Exercise objective: Report each line of the data that includes the word "ylabel".

Extracted records:
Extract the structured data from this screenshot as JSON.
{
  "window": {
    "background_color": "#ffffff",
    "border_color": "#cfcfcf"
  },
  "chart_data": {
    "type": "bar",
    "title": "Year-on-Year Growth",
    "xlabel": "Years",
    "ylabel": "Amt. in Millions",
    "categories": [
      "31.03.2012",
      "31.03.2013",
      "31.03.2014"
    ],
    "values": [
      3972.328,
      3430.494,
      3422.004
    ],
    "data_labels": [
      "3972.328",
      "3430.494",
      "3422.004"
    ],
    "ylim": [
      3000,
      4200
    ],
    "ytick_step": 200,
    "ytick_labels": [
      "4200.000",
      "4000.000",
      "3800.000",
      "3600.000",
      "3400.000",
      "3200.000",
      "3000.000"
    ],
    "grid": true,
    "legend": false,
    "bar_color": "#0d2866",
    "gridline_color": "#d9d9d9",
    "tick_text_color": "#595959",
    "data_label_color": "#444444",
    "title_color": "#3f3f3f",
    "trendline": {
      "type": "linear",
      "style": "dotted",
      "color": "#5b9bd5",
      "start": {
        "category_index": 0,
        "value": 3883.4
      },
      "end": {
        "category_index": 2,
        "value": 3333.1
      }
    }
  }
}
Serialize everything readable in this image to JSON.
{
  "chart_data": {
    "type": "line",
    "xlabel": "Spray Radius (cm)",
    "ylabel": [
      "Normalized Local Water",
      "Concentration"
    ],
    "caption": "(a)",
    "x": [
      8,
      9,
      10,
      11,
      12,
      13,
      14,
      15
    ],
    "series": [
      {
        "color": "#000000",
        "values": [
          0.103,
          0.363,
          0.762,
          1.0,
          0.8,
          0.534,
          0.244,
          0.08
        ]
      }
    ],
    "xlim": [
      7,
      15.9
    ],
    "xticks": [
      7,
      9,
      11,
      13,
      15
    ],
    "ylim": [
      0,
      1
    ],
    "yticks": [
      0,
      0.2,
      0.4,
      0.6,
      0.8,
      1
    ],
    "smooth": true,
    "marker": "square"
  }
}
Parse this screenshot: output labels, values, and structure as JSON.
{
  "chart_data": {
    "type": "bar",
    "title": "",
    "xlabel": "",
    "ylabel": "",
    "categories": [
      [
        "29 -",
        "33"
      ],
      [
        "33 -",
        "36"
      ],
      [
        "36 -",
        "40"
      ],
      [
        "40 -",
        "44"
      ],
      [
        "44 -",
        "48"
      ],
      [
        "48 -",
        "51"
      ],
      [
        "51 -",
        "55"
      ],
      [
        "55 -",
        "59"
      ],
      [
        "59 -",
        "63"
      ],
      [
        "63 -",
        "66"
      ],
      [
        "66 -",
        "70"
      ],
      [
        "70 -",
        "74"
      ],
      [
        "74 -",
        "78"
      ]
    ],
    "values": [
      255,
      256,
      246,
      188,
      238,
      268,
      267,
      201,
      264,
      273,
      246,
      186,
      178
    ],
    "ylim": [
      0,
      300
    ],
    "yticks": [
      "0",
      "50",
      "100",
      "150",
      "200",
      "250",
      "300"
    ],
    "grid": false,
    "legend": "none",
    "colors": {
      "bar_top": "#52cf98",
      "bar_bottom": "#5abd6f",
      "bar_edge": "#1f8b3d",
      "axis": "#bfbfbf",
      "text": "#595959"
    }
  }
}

Output below:
    "ylabel": "Amt. in Millions",
    "ylabel": [
    "ylabel": "",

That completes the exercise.